# Aim of the task
Lines holding the string "screenshot" are the ones to copy from this listing.

— start of Material shown —

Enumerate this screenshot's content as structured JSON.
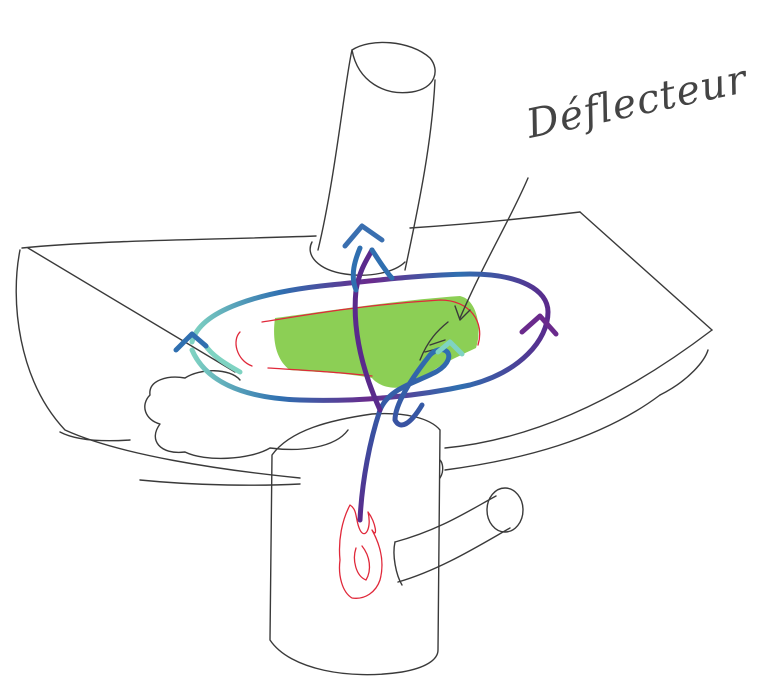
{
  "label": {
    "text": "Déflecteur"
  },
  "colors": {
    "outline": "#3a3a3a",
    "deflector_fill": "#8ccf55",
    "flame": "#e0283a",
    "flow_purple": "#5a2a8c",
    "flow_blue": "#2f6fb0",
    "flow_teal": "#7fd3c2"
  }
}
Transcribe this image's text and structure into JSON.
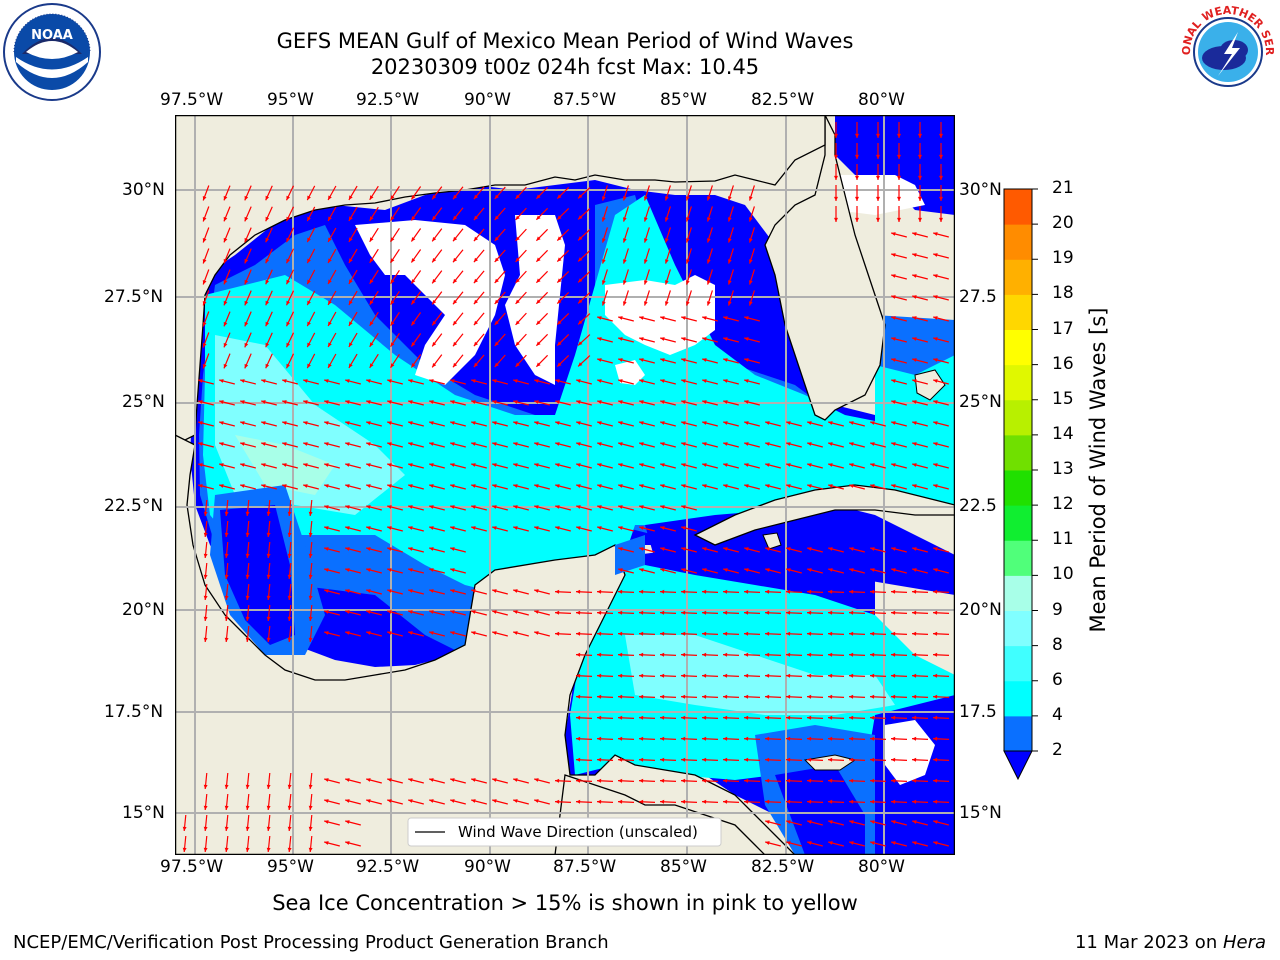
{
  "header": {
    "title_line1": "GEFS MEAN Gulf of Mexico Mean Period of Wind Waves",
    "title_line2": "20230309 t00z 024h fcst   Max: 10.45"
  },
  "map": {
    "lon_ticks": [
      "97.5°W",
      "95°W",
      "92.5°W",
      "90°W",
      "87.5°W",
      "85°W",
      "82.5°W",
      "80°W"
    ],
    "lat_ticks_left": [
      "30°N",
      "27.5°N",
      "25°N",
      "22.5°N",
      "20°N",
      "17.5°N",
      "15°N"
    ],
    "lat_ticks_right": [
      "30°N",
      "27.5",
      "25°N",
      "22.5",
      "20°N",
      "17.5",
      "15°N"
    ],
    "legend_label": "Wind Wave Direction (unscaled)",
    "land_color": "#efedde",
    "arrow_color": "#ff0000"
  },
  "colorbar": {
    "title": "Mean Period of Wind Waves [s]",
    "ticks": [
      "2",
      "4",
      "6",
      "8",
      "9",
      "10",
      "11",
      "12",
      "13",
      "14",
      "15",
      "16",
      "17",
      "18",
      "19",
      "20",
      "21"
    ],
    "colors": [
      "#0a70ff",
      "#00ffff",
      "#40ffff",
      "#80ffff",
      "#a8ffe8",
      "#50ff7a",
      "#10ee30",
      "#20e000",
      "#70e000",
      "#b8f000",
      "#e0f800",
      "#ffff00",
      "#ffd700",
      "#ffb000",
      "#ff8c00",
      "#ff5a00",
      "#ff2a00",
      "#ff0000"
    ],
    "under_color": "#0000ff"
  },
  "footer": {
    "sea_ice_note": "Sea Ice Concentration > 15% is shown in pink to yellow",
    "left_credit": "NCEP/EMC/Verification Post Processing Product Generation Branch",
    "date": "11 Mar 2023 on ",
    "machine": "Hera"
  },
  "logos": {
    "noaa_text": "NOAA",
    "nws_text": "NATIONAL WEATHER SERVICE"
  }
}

— end of Material shown —
— start of Material shown —

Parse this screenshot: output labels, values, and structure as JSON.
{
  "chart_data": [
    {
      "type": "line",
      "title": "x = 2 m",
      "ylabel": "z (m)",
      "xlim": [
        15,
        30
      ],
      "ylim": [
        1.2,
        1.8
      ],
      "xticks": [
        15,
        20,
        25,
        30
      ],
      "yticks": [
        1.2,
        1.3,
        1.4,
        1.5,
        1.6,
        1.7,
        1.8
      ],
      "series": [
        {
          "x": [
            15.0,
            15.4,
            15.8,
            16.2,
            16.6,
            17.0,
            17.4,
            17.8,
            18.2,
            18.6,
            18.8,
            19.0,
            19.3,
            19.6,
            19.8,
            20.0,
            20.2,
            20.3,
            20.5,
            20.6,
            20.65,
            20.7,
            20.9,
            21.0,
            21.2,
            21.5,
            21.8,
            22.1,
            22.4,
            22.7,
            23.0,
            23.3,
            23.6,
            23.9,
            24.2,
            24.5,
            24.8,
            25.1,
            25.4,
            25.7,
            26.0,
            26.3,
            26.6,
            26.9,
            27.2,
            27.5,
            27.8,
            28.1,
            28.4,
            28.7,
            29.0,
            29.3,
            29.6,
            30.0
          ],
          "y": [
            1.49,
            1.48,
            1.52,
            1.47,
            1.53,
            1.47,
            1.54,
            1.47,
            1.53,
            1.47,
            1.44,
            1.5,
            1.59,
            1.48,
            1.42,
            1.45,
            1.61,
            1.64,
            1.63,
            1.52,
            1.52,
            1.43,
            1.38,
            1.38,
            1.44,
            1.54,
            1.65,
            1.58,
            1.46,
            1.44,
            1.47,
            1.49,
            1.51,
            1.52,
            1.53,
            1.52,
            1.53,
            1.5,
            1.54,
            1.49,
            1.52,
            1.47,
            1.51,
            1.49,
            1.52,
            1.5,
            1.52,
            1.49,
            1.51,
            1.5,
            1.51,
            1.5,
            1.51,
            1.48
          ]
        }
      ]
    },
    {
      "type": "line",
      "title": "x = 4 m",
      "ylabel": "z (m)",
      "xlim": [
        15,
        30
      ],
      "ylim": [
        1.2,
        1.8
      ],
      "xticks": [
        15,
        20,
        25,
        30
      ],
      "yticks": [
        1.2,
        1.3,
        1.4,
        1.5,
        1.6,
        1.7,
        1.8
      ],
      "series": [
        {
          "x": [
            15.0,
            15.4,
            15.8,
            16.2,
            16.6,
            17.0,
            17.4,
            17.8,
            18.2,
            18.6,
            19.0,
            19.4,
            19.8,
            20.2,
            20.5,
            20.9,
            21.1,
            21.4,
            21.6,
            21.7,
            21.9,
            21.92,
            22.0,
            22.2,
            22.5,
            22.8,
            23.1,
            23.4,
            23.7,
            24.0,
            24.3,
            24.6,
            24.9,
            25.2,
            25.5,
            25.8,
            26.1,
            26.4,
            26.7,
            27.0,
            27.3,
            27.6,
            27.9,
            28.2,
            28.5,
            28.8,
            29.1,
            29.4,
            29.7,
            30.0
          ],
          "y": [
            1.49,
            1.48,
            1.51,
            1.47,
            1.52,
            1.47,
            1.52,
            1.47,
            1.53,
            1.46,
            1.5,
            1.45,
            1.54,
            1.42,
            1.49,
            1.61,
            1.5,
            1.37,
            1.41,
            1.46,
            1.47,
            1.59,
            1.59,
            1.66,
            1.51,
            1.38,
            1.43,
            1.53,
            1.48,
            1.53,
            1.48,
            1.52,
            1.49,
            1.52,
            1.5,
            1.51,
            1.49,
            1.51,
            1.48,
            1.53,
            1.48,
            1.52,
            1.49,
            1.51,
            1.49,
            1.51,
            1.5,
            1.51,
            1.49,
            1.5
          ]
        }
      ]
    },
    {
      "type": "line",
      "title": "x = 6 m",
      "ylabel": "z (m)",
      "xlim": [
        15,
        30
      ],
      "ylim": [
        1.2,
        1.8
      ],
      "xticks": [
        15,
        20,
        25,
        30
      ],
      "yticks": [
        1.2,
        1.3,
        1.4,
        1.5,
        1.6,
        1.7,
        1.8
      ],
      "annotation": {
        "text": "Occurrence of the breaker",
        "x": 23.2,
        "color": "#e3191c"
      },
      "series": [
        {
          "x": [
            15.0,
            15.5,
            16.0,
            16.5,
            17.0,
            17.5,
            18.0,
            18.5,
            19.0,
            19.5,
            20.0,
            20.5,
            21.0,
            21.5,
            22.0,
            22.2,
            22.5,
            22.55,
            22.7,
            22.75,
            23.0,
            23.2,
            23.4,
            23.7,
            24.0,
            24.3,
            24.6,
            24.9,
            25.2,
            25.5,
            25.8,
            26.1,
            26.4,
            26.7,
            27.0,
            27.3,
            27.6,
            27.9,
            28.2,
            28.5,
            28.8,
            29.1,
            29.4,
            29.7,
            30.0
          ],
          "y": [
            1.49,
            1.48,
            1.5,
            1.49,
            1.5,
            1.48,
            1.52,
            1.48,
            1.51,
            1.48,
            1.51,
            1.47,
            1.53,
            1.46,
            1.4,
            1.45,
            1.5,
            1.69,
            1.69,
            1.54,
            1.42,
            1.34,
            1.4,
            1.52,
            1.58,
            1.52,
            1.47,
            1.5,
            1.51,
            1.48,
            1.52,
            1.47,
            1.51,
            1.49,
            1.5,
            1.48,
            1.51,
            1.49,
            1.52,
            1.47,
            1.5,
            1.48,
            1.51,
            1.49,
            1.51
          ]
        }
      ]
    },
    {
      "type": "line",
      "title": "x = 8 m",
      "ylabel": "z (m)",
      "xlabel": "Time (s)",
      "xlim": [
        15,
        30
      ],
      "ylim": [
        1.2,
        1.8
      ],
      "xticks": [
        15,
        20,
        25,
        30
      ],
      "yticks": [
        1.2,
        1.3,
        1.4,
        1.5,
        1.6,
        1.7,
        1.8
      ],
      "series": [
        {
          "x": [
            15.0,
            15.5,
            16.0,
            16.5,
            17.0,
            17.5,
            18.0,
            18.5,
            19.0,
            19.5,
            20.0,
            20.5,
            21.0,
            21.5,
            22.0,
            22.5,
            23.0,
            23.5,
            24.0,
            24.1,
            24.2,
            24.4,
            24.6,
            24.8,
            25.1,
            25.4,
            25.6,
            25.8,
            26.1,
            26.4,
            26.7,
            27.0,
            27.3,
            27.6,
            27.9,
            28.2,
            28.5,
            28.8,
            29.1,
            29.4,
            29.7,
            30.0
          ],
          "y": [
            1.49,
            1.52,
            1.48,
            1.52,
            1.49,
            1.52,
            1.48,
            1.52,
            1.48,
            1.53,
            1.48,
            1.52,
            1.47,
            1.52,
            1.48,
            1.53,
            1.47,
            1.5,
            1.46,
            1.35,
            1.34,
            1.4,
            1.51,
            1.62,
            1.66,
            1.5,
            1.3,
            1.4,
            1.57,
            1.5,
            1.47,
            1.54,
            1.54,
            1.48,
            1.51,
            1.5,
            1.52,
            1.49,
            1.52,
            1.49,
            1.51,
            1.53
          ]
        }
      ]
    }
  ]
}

— end of Material shown —

# Answer to the task
Enumerate this screenshot's content as structured JSON.
Parse this screenshot: output labels, values, and structure as JSON.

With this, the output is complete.